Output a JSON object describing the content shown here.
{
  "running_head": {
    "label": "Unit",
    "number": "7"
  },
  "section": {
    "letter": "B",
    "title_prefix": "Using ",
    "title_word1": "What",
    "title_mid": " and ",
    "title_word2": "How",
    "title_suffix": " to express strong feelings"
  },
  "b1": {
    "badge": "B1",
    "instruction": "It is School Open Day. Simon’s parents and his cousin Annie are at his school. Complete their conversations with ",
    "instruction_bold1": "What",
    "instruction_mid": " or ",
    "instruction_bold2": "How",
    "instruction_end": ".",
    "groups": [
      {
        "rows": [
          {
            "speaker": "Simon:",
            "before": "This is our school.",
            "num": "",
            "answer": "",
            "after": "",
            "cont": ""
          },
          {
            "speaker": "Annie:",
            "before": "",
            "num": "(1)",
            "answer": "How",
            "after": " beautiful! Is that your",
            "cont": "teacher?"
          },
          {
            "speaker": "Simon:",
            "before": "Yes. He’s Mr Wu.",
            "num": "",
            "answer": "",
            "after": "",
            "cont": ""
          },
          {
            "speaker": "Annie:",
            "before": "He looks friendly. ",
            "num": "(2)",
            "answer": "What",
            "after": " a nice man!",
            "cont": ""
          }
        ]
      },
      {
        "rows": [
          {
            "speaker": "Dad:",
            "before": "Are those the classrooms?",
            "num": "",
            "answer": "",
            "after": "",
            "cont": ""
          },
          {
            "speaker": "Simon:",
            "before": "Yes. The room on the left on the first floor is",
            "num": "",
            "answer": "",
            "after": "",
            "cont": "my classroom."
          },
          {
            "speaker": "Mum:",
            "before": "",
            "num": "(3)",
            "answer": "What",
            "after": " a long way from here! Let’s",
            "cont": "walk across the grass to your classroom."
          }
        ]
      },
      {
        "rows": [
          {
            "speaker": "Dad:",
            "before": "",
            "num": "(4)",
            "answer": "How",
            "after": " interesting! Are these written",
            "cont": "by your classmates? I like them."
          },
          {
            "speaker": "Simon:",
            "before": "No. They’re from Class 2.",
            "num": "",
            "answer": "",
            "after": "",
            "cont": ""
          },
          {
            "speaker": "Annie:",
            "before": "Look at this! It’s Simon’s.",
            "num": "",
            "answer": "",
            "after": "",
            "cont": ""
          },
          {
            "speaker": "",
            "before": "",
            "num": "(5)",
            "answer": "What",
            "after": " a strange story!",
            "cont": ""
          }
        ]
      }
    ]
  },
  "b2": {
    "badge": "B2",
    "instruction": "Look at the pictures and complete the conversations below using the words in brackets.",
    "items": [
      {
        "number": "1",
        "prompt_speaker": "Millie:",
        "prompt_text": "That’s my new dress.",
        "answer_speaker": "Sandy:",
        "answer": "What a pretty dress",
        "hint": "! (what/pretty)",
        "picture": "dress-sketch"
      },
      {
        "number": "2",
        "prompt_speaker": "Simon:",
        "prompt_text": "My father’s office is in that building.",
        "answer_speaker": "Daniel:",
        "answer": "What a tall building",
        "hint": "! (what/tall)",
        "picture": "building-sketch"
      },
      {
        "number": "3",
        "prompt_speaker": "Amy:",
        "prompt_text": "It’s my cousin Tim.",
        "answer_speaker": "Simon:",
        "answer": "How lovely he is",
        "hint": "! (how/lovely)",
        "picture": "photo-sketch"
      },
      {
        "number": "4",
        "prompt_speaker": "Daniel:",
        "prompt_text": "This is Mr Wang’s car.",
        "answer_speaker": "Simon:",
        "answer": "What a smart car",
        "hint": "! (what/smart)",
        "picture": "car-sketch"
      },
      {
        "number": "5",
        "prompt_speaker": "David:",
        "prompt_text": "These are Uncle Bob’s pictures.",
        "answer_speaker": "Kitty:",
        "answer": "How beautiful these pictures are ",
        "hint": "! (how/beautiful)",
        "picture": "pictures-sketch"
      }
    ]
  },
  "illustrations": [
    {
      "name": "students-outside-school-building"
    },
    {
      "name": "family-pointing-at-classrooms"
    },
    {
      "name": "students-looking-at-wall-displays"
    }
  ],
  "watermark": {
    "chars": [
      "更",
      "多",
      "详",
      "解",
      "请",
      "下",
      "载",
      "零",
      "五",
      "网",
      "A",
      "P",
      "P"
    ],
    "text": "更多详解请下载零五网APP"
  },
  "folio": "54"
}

===

== Task prompt ==
Copy the records above exactly as they appear.

== Response ==
Output a JSON object describing the content shown here.
{
  "running_head": {
    "label": "Unit",
    "number": "7"
  },
  "section": {
    "letter": "B",
    "title_prefix": "Using ",
    "title_word1": "What",
    "title_mid": " and ",
    "title_word2": "How",
    "title_suffix": " to express strong feelings"
  },
  "b1": {
    "badge": "B1",
    "instruction": "It is School Open Day. Simon’s parents and his cousin Annie are at his school. Complete their conversations with ",
    "instruction_bold1": "What",
    "instruction_mid": " or ",
    "instruction_bold2": "How",
    "instruction_end": ".",
    "groups": [
      {
        "rows": [
          {
            "speaker": "Simon:",
            "before": "This is our school.",
            "num": "",
            "answer": "",
            "after": "",
            "cont": ""
          },
          {
            "speaker": "Annie:",
            "before": "",
            "num": "(1)",
            "answer": "How",
            "after": " beautiful! Is that your",
            "cont": "teacher?"
          },
          {
            "speaker": "Simon:",
            "before": "Yes. He’s Mr Wu.",
            "num": "",
            "answer": "",
            "after": "",
            "cont": ""
          },
          {
            "speaker": "Annie:",
            "before": "He looks friendly. ",
            "num": "(2)",
            "answer": "What",
            "after": " a nice man!",
            "cont": ""
          }
        ]
      },
      {
        "rows": [
          {
            "speaker": "Dad:",
            "before": "Are those the classrooms?",
            "num": "",
            "answer": "",
            "after": "",
            "cont": ""
          },
          {
            "speaker": "Simon:",
            "before": "Yes. The room on the left on the first floor is",
            "num": "",
            "answer": "",
            "after": "",
            "cont": "my classroom."
          },
          {
            "speaker": "Mum:",
            "before": "",
            "num": "(3)",
            "answer": "What",
            "after": " a long way from here! Let’s",
            "cont": "walk across the grass to your classroom."
          }
        ]
      },
      {
        "rows": [
          {
            "speaker": "Dad:",
            "before": "",
            "num": "(4)",
            "answer": "How",
            "after": " interesting! Are these written",
            "cont": "by your classmates? I like them."
          },
          {
            "speaker": "Simon:",
            "before": "No. They’re from Class 2.",
            "num": "",
            "answer": "",
            "after": "",
            "cont": ""
          },
          {
            "speaker": "Annie:",
            "before": "Look at this! It’s Simon’s.",
            "num": "",
            "answer": "",
            "after": "",
            "cont": ""
          },
          {
            "speaker": "",
            "before": "",
            "num": "(5)",
            "answer": "What",
            "after": " a strange story!",
            "cont": ""
          }
        ]
      }
    ]
  },
  "b2": {
    "badge": "B2",
    "instruction": "Look at the pictures and complete the conversations below using the words in brackets.",
    "items": [
      {
        "number": "1",
        "prompt_speaker": "Millie:",
        "prompt_text": "That’s my new dress.",
        "answer_speaker": "Sandy:",
        "answer": "What a pretty dress",
        "hint": "! (what/pretty)",
        "picture": "dress-sketch"
      },
      {
        "number": "2",
        "prompt_speaker": "Simon:",
        "prompt_text": "My father’s office is in that building.",
        "answer_speaker": "Daniel:",
        "answer": "What a tall building",
        "hint": "! (what/tall)",
        "picture": "building-sketch"
      },
      {
        "number": "3",
        "prompt_speaker": "Amy:",
        "prompt_text": "It’s my cousin Tim.",
        "answer_speaker": "Simon:",
        "answer": "How lovely he is",
        "hint": "! (how/lovely)",
        "picture": "photo-sketch"
      },
      {
        "number": "4",
        "prompt_speaker": "Daniel:",
        "prompt_text": "This is Mr Wang’s car.",
        "answer_speaker": "Simon:",
        "answer": "What a smart car",
        "hint": "! (what/smart)",
        "picture": "car-sketch"
      },
      {
        "number": "5",
        "prompt_speaker": "David:",
        "prompt_text": "These are Uncle Bob’s pictures.",
        "answer_speaker": "Kitty:",
        "answer": "How beautiful these pictures are ",
        "hint": "! (how/beautiful)",
        "picture": "pictures-sketch"
      }
    ]
  },
  "illustrations": [
    {
      "name": "students-outside-school-building"
    },
    {
      "name": "family-pointing-at-classrooms"
    },
    {
      "name": "students-looking-at-wall-displays"
    }
  ],
  "watermark": {
    "chars": [
      "更",
      "多",
      "详",
      "解",
      "请",
      "下",
      "载",
      "零",
      "五",
      "网",
      "A",
      "P",
      "P"
    ],
    "text": "更多详解请下载零五网APP"
  },
  "folio": "54"
}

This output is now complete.